Omit every picture and return the rest of the data unaltered.

Start of Dataset entries

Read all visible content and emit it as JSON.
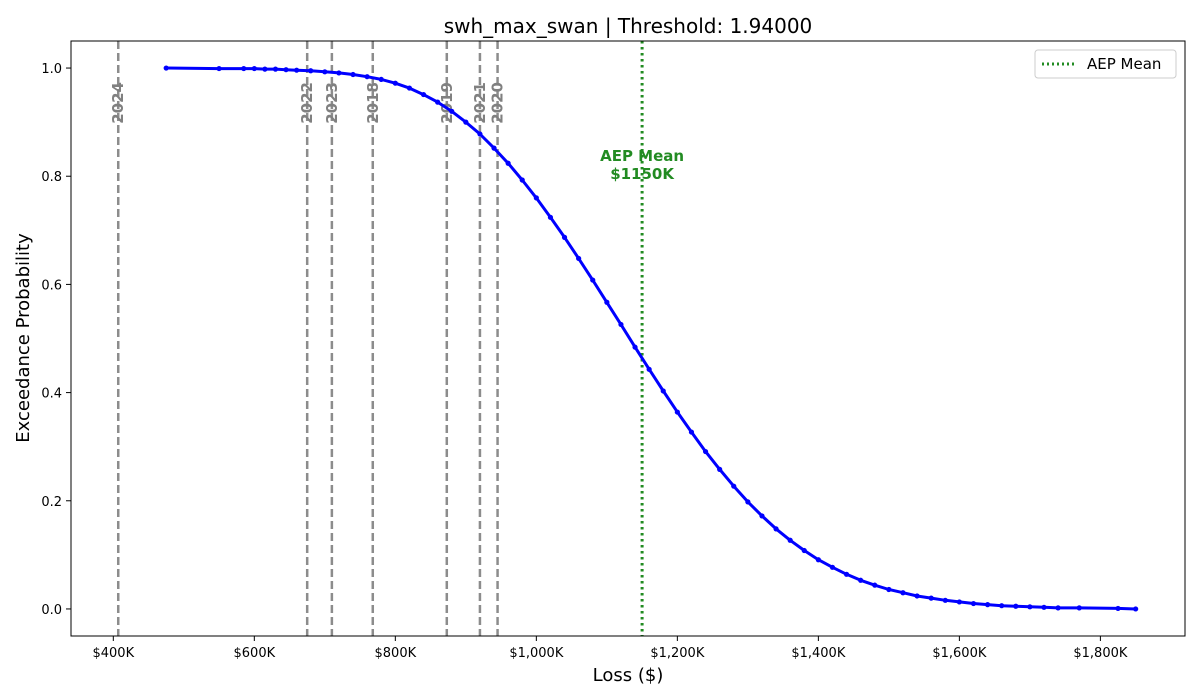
{
  "chart_data": {
    "type": "line",
    "title": "swh_max_swan | Threshold: 1.94000",
    "xlabel": "Loss ($)",
    "ylabel": "Exceedance Probability",
    "xlim": [
      340000,
      1920000
    ],
    "ylim": [
      -0.05,
      1.05
    ],
    "x_ticks": [
      400000,
      600000,
      800000,
      1000000,
      1200000,
      1400000,
      1600000,
      1800000
    ],
    "x_tick_labels": [
      "$400K",
      "$600K",
      "$800K",
      "$1,000K",
      "$1,200K",
      "$1,400K",
      "$1,600K",
      "$1,800K"
    ],
    "y_ticks": [
      0.0,
      0.2,
      0.4,
      0.6,
      0.8,
      1.0
    ],
    "y_tick_labels": [
      "0.0",
      "0.2",
      "0.4",
      "0.6",
      "0.8",
      "1.0"
    ],
    "grid": false,
    "legend_position": "top-right",
    "series": [
      {
        "color": "#0000ff",
        "x": [
          475000,
          550000,
          585000,
          600000,
          615000,
          630000,
          645000,
          660000,
          680000,
          700000,
          720000,
          740000,
          760000,
          780000,
          800000,
          820000,
          840000,
          860000,
          880000,
          900000,
          920000,
          940000,
          960000,
          980000,
          1000000,
          1020000,
          1040000,
          1060000,
          1080000,
          1100000,
          1120000,
          1140000,
          1160000,
          1180000,
          1200000,
          1220000,
          1240000,
          1260000,
          1280000,
          1300000,
          1320000,
          1340000,
          1360000,
          1380000,
          1400000,
          1420000,
          1440000,
          1460000,
          1480000,
          1500000,
          1520000,
          1540000,
          1560000,
          1580000,
          1600000,
          1620000,
          1640000,
          1660000,
          1680000,
          1700000,
          1720000,
          1740000,
          1770000,
          1825000,
          1850000
        ],
        "y": [
          1.0,
          0.999,
          0.999,
          0.999,
          0.998,
          0.998,
          0.997,
          0.996,
          0.995,
          0.993,
          0.991,
          0.988,
          0.984,
          0.979,
          0.972,
          0.963,
          0.951,
          0.937,
          0.92,
          0.9,
          0.878,
          0.852,
          0.824,
          0.793,
          0.76,
          0.724,
          0.687,
          0.648,
          0.608,
          0.567,
          0.526,
          0.484,
          0.443,
          0.403,
          0.364,
          0.327,
          0.291,
          0.258,
          0.227,
          0.198,
          0.172,
          0.148,
          0.127,
          0.108,
          0.091,
          0.077,
          0.064,
          0.053,
          0.044,
          0.036,
          0.03,
          0.024,
          0.02,
          0.016,
          0.013,
          0.01,
          0.008,
          0.006,
          0.005,
          0.004,
          0.003,
          0.002,
          0.002,
          0.001,
          0.0
        ]
      }
    ],
    "year_lines": [
      {
        "year": "2024",
        "x": 407000
      },
      {
        "year": "2022",
        "x": 675000
      },
      {
        "year": "2023",
        "x": 710000
      },
      {
        "year": "2018",
        "x": 768000
      },
      {
        "year": "2019",
        "x": 873000
      },
      {
        "year": "2021",
        "x": 920000
      },
      {
        "year": "2020",
        "x": 945000
      }
    ],
    "aep_mean": {
      "x": 1150000,
      "label_line1": "AEP Mean",
      "label_line2": "$1150K",
      "color": "#228B22"
    },
    "legend": [
      {
        "label": "AEP Mean",
        "color": "#228B22",
        "style": "dotted"
      }
    ],
    "year_line_color": "#8c8c8c"
  }
}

End of Dataset entries

Answer to the task
Read all visible content and emit it as JSON.
{
  "chart_data": {
    "type": "line",
    "title": "swh_max_swan | Threshold: 1.94000",
    "xlabel": "Loss ($)",
    "ylabel": "Exceedance Probability",
    "xlim": [
      340000,
      1920000
    ],
    "ylim": [
      -0.05,
      1.05
    ],
    "x_ticks": [
      400000,
      600000,
      800000,
      1000000,
      1200000,
      1400000,
      1600000,
      1800000
    ],
    "x_tick_labels": [
      "$400K",
      "$600K",
      "$800K",
      "$1,000K",
      "$1,200K",
      "$1,400K",
      "$1,600K",
      "$1,800K"
    ],
    "y_ticks": [
      0.0,
      0.2,
      0.4,
      0.6,
      0.8,
      1.0
    ],
    "y_tick_labels": [
      "0.0",
      "0.2",
      "0.4",
      "0.6",
      "0.8",
      "1.0"
    ],
    "grid": false,
    "legend_position": "top-right",
    "series": [
      {
        "color": "#0000ff",
        "x": [
          475000,
          550000,
          585000,
          600000,
          615000,
          630000,
          645000,
          660000,
          680000,
          700000,
          720000,
          740000,
          760000,
          780000,
          800000,
          820000,
          840000,
          860000,
          880000,
          900000,
          920000,
          940000,
          960000,
          980000,
          1000000,
          1020000,
          1040000,
          1060000,
          1080000,
          1100000,
          1120000,
          1140000,
          1160000,
          1180000,
          1200000,
          1220000,
          1240000,
          1260000,
          1280000,
          1300000,
          1320000,
          1340000,
          1360000,
          1380000,
          1400000,
          1420000,
          1440000,
          1460000,
          1480000,
          1500000,
          1520000,
          1540000,
          1560000,
          1580000,
          1600000,
          1620000,
          1640000,
          1660000,
          1680000,
          1700000,
          1720000,
          1740000,
          1770000,
          1825000,
          1850000
        ],
        "y": [
          1.0,
          0.999,
          0.999,
          0.999,
          0.998,
          0.998,
          0.997,
          0.996,
          0.995,
          0.993,
          0.991,
          0.988,
          0.984,
          0.979,
          0.972,
          0.963,
          0.951,
          0.937,
          0.92,
          0.9,
          0.878,
          0.852,
          0.824,
          0.793,
          0.76,
          0.724,
          0.687,
          0.648,
          0.608,
          0.567,
          0.526,
          0.484,
          0.443,
          0.403,
          0.364,
          0.327,
          0.291,
          0.258,
          0.227,
          0.198,
          0.172,
          0.148,
          0.127,
          0.108,
          0.091,
          0.077,
          0.064,
          0.053,
          0.044,
          0.036,
          0.03,
          0.024,
          0.02,
          0.016,
          0.013,
          0.01,
          0.008,
          0.006,
          0.005,
          0.004,
          0.003,
          0.002,
          0.002,
          0.001,
          0.0
        ]
      }
    ],
    "year_lines": [
      {
        "year": "2024",
        "x": 407000
      },
      {
        "year": "2022",
        "x": 675000
      },
      {
        "year": "2023",
        "x": 710000
      },
      {
        "year": "2018",
        "x": 768000
      },
      {
        "year": "2019",
        "x": 873000
      },
      {
        "year": "2021",
        "x": 920000
      },
      {
        "year": "2020",
        "x": 945000
      }
    ],
    "aep_mean": {
      "x": 1150000,
      "label_line1": "AEP Mean",
      "label_line2": "$1150K",
      "color": "#228B22"
    },
    "legend": [
      {
        "label": "AEP Mean",
        "color": "#228B22",
        "style": "dotted"
      }
    ],
    "year_line_color": "#8c8c8c"
  }
}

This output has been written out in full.